**YOUR GOAL:** Search the data below for the word "angle" and copy each line that holds it.

####

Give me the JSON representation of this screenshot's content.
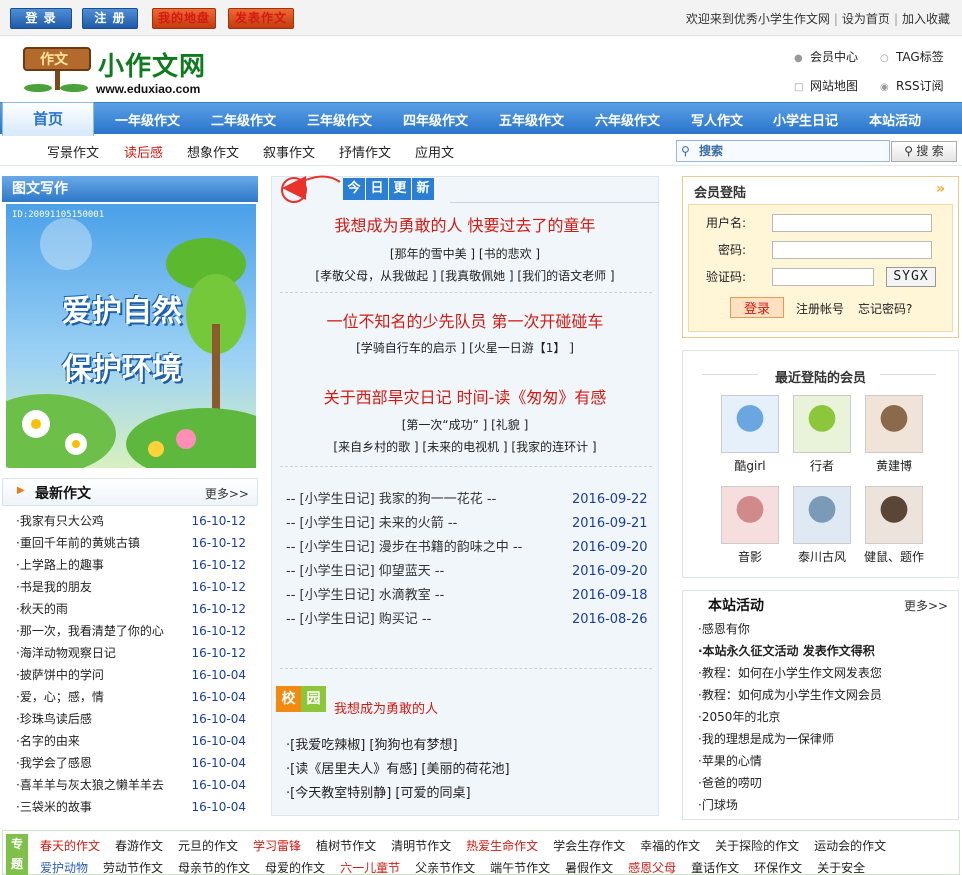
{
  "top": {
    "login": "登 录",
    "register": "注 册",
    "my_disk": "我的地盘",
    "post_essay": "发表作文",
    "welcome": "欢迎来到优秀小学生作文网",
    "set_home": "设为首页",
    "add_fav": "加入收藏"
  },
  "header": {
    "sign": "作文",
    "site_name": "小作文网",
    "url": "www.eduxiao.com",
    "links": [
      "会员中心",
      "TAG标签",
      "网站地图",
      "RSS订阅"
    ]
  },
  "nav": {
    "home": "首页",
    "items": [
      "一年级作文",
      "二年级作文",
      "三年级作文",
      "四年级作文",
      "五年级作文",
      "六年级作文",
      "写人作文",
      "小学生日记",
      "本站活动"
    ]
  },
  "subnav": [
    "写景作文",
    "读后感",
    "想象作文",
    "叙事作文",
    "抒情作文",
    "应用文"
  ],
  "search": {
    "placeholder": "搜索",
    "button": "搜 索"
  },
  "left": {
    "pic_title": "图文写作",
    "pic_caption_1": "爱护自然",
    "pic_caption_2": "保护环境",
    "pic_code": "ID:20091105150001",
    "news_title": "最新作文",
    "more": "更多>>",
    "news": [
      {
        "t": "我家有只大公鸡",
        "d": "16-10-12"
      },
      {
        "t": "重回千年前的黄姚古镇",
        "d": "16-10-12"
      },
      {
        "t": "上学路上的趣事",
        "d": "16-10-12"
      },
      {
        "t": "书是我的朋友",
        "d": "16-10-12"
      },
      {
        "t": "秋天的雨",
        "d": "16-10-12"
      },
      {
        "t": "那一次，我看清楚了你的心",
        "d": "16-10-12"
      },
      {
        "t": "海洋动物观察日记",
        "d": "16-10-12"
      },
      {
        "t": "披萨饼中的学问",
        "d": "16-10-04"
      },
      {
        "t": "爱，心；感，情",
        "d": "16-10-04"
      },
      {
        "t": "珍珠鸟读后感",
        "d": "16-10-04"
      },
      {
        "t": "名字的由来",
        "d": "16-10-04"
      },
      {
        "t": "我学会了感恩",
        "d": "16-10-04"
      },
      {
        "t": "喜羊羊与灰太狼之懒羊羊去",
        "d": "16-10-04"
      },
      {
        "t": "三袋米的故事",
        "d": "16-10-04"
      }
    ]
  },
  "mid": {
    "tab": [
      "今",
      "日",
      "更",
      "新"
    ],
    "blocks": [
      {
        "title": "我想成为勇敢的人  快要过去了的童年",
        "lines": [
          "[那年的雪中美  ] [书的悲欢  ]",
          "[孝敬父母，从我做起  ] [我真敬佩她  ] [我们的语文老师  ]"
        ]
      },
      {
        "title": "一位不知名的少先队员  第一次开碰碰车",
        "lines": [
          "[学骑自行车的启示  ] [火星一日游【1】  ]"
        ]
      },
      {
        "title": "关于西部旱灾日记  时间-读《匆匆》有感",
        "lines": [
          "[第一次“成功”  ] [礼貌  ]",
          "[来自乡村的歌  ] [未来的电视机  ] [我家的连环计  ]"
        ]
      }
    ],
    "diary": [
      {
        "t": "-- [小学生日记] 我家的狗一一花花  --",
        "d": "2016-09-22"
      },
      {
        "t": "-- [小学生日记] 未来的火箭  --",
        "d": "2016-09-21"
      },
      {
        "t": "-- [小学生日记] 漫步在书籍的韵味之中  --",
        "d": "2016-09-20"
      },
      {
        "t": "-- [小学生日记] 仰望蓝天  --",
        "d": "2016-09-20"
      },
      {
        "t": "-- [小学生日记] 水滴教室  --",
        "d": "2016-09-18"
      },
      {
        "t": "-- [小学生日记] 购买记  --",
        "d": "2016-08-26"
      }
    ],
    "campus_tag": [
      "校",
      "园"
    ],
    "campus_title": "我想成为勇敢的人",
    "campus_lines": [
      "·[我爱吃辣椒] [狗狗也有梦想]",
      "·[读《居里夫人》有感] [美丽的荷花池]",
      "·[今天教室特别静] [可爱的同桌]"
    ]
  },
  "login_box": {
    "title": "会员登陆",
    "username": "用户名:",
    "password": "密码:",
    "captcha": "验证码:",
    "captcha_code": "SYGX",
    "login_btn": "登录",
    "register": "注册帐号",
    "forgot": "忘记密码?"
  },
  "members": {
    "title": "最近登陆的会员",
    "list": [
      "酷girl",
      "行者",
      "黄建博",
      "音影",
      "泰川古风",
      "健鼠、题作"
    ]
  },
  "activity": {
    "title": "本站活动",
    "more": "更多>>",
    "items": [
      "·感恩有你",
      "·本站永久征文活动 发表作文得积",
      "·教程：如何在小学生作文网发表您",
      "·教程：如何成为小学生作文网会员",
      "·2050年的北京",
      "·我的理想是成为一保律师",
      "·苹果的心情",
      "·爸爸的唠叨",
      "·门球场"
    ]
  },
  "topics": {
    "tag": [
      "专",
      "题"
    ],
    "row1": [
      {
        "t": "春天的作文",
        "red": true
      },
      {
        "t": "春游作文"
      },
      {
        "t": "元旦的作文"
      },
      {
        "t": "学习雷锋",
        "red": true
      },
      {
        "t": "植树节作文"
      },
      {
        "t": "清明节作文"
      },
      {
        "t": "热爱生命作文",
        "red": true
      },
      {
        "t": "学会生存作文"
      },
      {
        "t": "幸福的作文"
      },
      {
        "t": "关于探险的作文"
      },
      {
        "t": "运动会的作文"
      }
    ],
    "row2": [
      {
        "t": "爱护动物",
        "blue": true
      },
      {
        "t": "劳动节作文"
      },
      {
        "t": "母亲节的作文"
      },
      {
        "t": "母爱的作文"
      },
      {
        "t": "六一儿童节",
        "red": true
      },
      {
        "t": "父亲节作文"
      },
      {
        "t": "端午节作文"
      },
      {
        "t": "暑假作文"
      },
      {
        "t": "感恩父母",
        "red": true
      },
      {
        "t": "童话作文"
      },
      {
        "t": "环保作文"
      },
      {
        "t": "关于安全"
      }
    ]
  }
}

####

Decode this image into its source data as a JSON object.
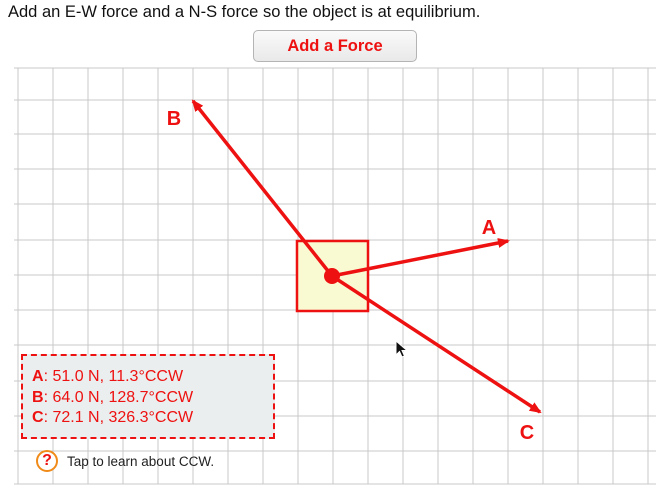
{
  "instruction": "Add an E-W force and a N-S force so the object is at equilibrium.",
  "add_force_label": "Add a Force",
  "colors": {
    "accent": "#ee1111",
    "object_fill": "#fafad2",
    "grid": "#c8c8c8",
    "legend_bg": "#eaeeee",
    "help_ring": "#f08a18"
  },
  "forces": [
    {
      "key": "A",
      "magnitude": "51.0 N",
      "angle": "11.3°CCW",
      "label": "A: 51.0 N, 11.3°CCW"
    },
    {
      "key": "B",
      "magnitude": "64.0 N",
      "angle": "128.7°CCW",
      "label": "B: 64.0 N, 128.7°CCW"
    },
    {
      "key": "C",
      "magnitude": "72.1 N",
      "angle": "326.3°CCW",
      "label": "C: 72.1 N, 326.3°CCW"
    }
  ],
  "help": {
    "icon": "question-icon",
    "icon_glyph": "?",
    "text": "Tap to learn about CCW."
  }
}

####

**SOLVED EXERCISE:**
      "angle": "11.3°CCW",
      "angle": "128.7°CCW",
      "angle": "326.3°CCW",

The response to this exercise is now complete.